Start

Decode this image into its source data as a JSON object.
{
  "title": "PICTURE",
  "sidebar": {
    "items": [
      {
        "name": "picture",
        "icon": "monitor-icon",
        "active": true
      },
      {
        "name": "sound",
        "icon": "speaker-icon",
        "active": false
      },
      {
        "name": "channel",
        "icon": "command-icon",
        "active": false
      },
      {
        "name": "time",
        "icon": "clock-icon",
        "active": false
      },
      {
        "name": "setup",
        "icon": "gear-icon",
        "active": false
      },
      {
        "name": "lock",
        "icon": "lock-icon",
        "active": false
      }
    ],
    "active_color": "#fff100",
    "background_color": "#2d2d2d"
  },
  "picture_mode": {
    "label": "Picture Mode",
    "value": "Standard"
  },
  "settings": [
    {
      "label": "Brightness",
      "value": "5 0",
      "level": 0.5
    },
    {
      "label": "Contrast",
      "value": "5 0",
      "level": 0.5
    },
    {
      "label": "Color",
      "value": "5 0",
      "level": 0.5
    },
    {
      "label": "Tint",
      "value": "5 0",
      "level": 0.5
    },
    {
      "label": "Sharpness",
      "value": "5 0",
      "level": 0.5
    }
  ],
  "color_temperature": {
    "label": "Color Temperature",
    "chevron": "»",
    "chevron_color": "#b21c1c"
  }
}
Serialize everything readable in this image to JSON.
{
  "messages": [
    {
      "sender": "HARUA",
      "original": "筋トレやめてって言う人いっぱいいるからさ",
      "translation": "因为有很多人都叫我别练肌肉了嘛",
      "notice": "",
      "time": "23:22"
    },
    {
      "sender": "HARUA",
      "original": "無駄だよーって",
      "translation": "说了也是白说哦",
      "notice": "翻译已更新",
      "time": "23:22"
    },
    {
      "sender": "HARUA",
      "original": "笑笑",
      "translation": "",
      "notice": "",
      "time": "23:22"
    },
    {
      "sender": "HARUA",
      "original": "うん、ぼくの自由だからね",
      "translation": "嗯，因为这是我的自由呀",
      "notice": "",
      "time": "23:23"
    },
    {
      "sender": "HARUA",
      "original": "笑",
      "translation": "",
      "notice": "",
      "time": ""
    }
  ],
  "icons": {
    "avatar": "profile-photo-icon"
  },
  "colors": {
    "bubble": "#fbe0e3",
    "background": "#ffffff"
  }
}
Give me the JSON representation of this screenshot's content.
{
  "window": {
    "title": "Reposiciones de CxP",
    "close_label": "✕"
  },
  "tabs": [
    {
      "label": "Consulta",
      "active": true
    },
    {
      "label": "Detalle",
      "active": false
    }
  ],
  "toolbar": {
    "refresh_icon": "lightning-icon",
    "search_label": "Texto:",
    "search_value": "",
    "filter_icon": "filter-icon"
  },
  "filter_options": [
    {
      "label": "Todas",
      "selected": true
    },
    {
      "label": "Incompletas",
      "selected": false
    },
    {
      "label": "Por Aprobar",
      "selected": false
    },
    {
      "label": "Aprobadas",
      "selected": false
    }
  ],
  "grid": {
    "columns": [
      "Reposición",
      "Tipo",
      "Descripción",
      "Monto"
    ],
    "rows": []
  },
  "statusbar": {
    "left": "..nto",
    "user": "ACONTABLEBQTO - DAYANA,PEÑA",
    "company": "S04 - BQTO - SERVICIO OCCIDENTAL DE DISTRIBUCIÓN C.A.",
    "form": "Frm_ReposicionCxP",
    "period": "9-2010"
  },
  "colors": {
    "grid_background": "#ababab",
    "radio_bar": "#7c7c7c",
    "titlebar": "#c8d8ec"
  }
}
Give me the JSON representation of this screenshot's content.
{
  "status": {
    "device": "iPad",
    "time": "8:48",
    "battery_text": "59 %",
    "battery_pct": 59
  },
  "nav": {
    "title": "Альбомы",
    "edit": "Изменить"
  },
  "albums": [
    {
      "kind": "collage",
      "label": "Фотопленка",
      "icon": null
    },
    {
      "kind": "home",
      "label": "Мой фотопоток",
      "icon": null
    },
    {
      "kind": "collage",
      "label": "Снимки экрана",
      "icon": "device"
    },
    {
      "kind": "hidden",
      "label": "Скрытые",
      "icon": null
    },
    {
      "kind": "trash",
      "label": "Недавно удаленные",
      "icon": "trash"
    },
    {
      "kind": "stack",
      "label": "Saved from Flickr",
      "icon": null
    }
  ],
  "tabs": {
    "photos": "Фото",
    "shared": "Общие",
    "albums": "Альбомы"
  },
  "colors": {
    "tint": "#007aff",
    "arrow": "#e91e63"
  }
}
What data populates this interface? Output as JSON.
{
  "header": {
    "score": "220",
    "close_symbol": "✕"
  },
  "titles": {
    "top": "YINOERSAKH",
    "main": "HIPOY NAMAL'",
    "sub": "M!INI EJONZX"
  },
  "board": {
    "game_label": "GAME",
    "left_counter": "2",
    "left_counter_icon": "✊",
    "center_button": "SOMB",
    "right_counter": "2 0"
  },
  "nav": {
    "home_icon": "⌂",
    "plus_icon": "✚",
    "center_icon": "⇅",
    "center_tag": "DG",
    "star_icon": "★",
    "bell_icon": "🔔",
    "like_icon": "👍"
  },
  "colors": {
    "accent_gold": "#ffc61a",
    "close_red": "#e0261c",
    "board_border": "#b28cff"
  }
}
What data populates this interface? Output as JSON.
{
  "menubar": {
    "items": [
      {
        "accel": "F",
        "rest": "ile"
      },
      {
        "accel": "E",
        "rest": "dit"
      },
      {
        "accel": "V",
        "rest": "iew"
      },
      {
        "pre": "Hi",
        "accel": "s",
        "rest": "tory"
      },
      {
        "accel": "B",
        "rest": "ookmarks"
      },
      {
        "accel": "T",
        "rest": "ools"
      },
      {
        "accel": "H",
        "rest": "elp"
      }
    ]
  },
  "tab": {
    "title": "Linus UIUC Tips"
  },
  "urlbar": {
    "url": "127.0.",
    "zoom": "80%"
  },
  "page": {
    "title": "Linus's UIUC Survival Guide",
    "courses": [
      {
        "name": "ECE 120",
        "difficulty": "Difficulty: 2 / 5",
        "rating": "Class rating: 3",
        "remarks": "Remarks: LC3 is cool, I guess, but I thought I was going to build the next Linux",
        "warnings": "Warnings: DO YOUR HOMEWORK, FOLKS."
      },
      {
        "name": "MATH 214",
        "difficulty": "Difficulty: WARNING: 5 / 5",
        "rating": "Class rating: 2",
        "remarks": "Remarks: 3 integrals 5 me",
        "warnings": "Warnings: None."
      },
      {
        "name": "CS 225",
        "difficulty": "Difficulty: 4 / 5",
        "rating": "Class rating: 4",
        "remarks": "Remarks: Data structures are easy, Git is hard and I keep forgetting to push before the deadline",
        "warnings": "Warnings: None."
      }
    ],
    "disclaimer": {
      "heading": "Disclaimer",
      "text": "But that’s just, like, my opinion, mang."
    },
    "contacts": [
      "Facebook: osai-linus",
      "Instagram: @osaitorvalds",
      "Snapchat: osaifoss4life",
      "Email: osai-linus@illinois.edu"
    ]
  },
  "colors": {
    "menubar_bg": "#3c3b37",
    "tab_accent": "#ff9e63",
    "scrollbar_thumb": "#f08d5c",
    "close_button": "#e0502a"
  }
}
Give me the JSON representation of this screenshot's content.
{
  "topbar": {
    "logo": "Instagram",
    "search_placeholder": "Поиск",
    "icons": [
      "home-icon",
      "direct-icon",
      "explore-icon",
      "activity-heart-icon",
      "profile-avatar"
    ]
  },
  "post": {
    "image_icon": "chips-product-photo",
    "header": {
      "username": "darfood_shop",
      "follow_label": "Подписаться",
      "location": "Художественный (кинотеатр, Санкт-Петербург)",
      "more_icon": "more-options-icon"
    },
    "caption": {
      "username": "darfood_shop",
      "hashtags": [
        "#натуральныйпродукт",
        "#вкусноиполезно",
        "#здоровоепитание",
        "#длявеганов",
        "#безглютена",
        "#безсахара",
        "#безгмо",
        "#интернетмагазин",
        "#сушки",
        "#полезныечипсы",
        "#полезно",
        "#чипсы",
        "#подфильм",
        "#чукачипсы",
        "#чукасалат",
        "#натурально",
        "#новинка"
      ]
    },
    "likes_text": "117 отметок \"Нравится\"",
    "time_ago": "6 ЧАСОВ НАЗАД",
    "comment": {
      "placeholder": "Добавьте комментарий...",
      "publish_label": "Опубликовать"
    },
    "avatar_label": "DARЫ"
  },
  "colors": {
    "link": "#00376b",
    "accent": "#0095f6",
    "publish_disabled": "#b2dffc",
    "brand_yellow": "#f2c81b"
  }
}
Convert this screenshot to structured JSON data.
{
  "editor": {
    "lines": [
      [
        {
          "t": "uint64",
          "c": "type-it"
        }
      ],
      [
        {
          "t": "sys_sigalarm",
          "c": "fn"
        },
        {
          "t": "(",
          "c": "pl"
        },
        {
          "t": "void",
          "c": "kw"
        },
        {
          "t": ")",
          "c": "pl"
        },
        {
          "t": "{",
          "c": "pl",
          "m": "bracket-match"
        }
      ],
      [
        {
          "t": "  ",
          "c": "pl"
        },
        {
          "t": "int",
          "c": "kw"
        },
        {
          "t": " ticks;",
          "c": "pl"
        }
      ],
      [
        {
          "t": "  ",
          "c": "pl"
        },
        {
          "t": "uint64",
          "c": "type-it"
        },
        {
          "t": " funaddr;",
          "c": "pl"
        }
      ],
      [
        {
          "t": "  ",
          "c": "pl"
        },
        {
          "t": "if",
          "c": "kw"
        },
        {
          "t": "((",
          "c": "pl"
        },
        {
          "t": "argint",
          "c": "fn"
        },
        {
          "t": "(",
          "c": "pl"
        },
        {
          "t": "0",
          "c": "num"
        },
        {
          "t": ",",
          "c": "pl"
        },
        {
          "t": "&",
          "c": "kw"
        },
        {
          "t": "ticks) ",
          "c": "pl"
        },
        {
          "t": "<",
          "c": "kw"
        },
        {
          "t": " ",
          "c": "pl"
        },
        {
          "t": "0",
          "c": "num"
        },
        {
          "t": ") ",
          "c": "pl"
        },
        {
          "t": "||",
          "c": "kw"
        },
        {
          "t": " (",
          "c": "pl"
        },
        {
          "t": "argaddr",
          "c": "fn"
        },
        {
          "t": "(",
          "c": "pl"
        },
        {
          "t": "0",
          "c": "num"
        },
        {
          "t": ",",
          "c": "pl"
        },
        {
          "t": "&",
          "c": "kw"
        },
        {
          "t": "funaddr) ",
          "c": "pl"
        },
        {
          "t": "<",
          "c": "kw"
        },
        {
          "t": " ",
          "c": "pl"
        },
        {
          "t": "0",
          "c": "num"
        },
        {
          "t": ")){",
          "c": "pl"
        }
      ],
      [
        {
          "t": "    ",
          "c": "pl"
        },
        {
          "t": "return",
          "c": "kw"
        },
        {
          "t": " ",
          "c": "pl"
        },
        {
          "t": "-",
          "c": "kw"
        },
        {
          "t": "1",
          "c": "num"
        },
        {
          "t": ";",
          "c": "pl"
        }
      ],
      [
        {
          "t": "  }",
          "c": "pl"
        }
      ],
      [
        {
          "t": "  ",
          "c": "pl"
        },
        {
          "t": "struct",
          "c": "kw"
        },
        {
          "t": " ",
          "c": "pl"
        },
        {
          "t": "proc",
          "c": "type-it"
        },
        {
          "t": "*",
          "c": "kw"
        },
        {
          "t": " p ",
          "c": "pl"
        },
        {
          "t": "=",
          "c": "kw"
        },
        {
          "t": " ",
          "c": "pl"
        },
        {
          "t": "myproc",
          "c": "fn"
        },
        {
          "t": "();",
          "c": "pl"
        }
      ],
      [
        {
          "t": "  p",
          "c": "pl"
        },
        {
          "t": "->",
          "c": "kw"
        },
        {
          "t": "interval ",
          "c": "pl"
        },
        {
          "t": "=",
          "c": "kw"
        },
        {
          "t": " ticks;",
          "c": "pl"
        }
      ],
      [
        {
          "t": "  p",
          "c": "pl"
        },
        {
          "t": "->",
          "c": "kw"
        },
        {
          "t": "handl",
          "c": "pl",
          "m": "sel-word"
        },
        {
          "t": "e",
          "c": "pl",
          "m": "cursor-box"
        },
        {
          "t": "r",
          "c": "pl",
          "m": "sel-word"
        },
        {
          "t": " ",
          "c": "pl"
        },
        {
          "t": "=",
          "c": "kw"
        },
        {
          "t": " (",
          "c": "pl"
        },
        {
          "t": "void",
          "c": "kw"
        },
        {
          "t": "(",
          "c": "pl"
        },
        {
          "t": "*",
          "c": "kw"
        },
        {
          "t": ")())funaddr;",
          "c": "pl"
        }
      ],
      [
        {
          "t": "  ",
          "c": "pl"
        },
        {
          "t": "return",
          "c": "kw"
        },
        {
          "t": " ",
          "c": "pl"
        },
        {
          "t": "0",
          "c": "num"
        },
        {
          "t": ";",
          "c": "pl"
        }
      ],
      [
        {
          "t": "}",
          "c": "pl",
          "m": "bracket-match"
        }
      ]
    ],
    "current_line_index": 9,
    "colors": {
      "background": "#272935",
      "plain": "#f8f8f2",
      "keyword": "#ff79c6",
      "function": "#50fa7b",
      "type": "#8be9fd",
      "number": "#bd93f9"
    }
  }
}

End

DIRECTIONS — Pull out every line of the records above that contains the word "UIUC".

WRITTEN RESPONSE —
    "title": "Linus UIUC Tips"
    "title": "Linus's UIUC Survival Guide",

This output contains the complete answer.